┏━━
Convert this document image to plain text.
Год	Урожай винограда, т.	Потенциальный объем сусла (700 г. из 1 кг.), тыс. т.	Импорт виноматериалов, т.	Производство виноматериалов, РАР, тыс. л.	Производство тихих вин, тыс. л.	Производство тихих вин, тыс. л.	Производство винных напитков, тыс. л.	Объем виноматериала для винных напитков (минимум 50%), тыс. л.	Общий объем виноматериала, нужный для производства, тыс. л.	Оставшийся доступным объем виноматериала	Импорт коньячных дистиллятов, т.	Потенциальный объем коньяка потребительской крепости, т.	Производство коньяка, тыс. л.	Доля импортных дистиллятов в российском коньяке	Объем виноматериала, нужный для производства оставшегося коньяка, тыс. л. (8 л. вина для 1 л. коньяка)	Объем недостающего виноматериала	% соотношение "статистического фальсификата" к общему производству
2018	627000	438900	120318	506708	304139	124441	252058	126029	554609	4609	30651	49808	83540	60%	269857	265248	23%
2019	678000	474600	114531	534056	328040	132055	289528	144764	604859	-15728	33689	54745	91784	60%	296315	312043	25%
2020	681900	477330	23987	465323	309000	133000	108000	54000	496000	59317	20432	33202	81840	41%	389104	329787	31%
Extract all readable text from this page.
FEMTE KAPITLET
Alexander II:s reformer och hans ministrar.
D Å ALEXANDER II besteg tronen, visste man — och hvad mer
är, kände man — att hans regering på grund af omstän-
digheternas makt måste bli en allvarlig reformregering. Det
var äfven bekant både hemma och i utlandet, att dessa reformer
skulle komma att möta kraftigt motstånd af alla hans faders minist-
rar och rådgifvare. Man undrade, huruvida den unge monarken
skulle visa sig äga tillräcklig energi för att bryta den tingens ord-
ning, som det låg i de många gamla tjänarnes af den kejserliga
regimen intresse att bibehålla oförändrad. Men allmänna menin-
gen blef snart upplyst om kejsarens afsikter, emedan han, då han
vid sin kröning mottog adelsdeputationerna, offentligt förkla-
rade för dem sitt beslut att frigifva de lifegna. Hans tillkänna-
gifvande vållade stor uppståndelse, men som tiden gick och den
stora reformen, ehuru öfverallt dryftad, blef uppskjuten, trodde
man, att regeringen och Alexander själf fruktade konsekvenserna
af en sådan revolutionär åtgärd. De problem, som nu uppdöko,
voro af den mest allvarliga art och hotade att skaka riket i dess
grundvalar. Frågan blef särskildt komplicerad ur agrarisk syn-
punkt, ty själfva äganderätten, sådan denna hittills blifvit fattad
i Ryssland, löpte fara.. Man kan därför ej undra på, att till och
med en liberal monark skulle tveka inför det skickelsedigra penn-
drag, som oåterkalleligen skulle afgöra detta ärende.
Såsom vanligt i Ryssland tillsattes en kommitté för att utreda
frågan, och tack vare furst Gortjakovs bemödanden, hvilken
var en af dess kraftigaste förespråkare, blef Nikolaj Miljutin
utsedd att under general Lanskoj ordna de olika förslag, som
┗━━
* [Problem description]:
Print every line of the records exactly. Omit nothing.

* [Result of this task]:
Convert this document image to plain text.
Год	Урожай винограда, т.	Потенциальный объем сусла (700 г. из 1 кг.), тыс. т.	Импорт виноматериалов, т.	Производство виноматериалов, РАР, тыс. л.	Производство тихих вин, тыс. л.	Производство тихих вин, тыс. л.	Производство винных напитков, тыс. л.	Объем виноматериала для винных напитков (минимум 50%), тыс. л.	Общий объем виноматериала, нужный для производства, тыс. л.	Оставшийся доступным объем виноматериала	Импорт коньячных дистиллятов, т.	Потенциальный объем коньяка потребительской крепости, т.	Производство коньяка, тыс. л.	Доля импортных дистиллятов в российском коньяке	Объем виноматериала, нужный для производства оставшегося коньяка, тыс. л. (8 л. вина для 1 л. коньяка)	Объем недостающего виноматериала	% соотношение "статистического фальсификата" к общему производству
2018	627000	438900	120318	506708	304139	124441	252058	126029	554609	4609	30651	49808	83540	60%	269857	265248	23%
2019	678000	474600	114531	534056	328040	132055	289528	144764	604859	-15728	33689	54745	91784	60%	296315	312043	25%
2020	681900	477330	23987	465323	309000	133000	108000	54000	496000	59317	20432	33202	81840	41%	389104	329787	31%
Extract all readable text from this page.
FEMTE KAPITLET
Alexander II:s reformer och hans ministrar.
D Å ALEXANDER II besteg tronen, visste man — och hvad mer
är, kände man — att hans regering på grund af omstän-
digheternas makt måste bli en allvarlig reformregering. Det
var äfven bekant både hemma och i utlandet, att dessa reformer
skulle komma att möta kraftigt motstånd af alla hans faders minist-
rar och rådgifvare. Man undrade, huruvida den unge monarken
skulle visa sig äga tillräcklig energi för att bryta den tingens ord-
ning, som det låg i de många gamla tjänarnes af den kejserliga
regimen intresse att bibehålla oförändrad. Men allmänna menin-
gen blef snart upplyst om kejsarens afsikter, emedan han, då han
vid sin kröning mottog adelsdeputationerna, offentligt förkla-
rade för dem sitt beslut att frigifva de lifegna. Hans tillkänna-
gifvande vållade stor uppståndelse, men som tiden gick och den
stora reformen, ehuru öfverallt dryftad, blef uppskjuten, trodde
man, att regeringen och Alexander själf fruktade konsekvenserna
af en sådan revolutionär åtgärd. De problem, som nu uppdöko,
voro af den mest allvarliga art och hotade att skaka riket i dess
grundvalar. Frågan blef särskildt komplicerad ur agrarisk syn-
punkt, ty själfva äganderätten, sådan denna hittills blifvit fattad
i Ryssland, löpte fara.. Man kan därför ej undra på, att till och
med en liberal monark skulle tveka inför det skickelsedigra penn-
drag, som oåterkalleligen skulle afgöra detta ärende.
Såsom vanligt i Ryssland tillsattes en kommitté för att utreda
frågan, och tack vare furst Gortjakovs bemödanden, hvilken
var en af dess kraftigaste förespråkare, blef Nikolaj Miljutin
utsedd att under general Lanskoj ordna de olika förslag, som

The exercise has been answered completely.